__SET PROBLEM__: Pictures don't belong in the copy; print all the records exactly.

***

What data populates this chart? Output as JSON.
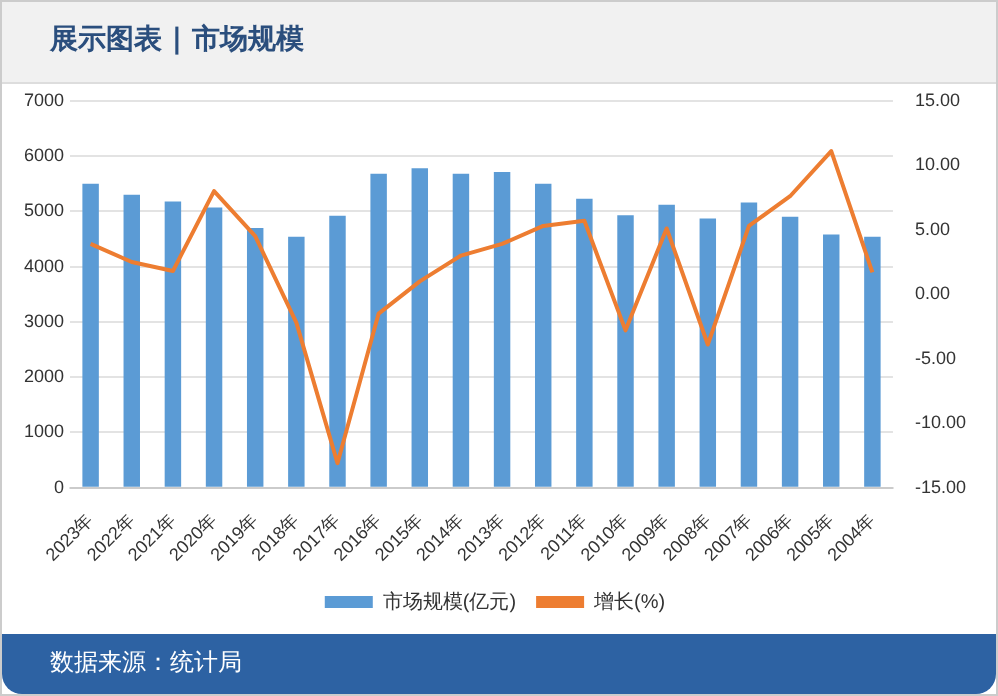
{
  "chart_data": {
    "type": "bar",
    "title": "展示图表 | 市场规模",
    "categories": [
      "2023年",
      "2022年",
      "2021年",
      "2020年",
      "2019年",
      "2018年",
      "2017年",
      "2016年",
      "2015年",
      "2014年",
      "2013年",
      "2012年",
      "2011年",
      "2010年",
      "2009年",
      "2008年",
      "2007年",
      "2006年",
      "2005年",
      "2004年"
    ],
    "series": [
      {
        "name": "市场规模(亿元)",
        "color": "#5b9bd5",
        "values": [
          5500,
          5300,
          5180,
          5070,
          4700,
          4540,
          4920,
          5680,
          5780,
          5680,
          5710,
          5500,
          5230,
          4930,
          5120,
          4870,
          5160,
          4900,
          4580,
          4540
        ]
      },
      {
        "name": "增长(%)",
        "type": "line",
        "axis": "y2",
        "color": "#ed7d31",
        "values": [
          3.9,
          2.5,
          1.8,
          8.0,
          4.5,
          -2.2,
          -13.1,
          -1.5,
          1.0,
          3.0,
          3.9,
          5.3,
          5.7,
          -2.8,
          5.1,
          -3.9,
          5.3,
          7.6,
          11.1,
          1.7
        ]
      }
    ],
    "ylim": [
      0,
      7000
    ],
    "yticks": [
      0,
      1000,
      2000,
      3000,
      4000,
      5000,
      6000,
      7000
    ],
    "y2lim": [
      -15,
      15
    ],
    "y2ticks": [
      {
        "value": -15,
        "label": "-15.00"
      },
      {
        "value": -10,
        "label": "-10.00"
      },
      {
        "value": -5,
        "label": "-5.00"
      },
      {
        "value": 0,
        "label": "0.00"
      },
      {
        "value": 5,
        "label": "5.00"
      },
      {
        "value": 10,
        "label": "10.00"
      },
      {
        "value": 15,
        "label": "15.00"
      }
    ],
    "grid": "y",
    "legend": "bottom",
    "marker": "none",
    "annotations": [
      "数据来源：统计局"
    ]
  }
}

***

__EXERCISE RESULT__:
What data populates this chart? Output as JSON.
{
  "chart_data": {
    "type": "bar",
    "title": "展示图表 | 市场规模",
    "categories": [
      "2023年",
      "2022年",
      "2021年",
      "2020年",
      "2019年",
      "2018年",
      "2017年",
      "2016年",
      "2015年",
      "2014年",
      "2013年",
      "2012年",
      "2011年",
      "2010年",
      "2009年",
      "2008年",
      "2007年",
      "2006年",
      "2005年",
      "2004年"
    ],
    "series": [
      {
        "name": "市场规模(亿元)",
        "color": "#5b9bd5",
        "values": [
          5500,
          5300,
          5180,
          5070,
          4700,
          4540,
          4920,
          5680,
          5780,
          5680,
          5710,
          5500,
          5230,
          4930,
          5120,
          4870,
          5160,
          4900,
          4580,
          4540
        ]
      },
      {
        "name": "增长(%)",
        "type": "line",
        "axis": "y2",
        "color": "#ed7d31",
        "values": [
          3.9,
          2.5,
          1.8,
          8.0,
          4.5,
          -2.2,
          -13.1,
          -1.5,
          1.0,
          3.0,
          3.9,
          5.3,
          5.7,
          -2.8,
          5.1,
          -3.9,
          5.3,
          7.6,
          11.1,
          1.7
        ]
      }
    ],
    "ylim": [
      0,
      7000
    ],
    "yticks": [
      0,
      1000,
      2000,
      3000,
      4000,
      5000,
      6000,
      7000
    ],
    "y2lim": [
      -15,
      15
    ],
    "y2ticks": [
      {
        "value": -15,
        "label": "-15.00"
      },
      {
        "value": -10,
        "label": "-10.00"
      },
      {
        "value": -5,
        "label": "-5.00"
      },
      {
        "value": 0,
        "label": "0.00"
      },
      {
        "value": 5,
        "label": "5.00"
      },
      {
        "value": 10,
        "label": "10.00"
      },
      {
        "value": 15,
        "label": "15.00"
      }
    ],
    "grid": "y",
    "legend": "bottom",
    "marker": "none",
    "annotations": [
      "数据来源：统计局"
    ]
  }
}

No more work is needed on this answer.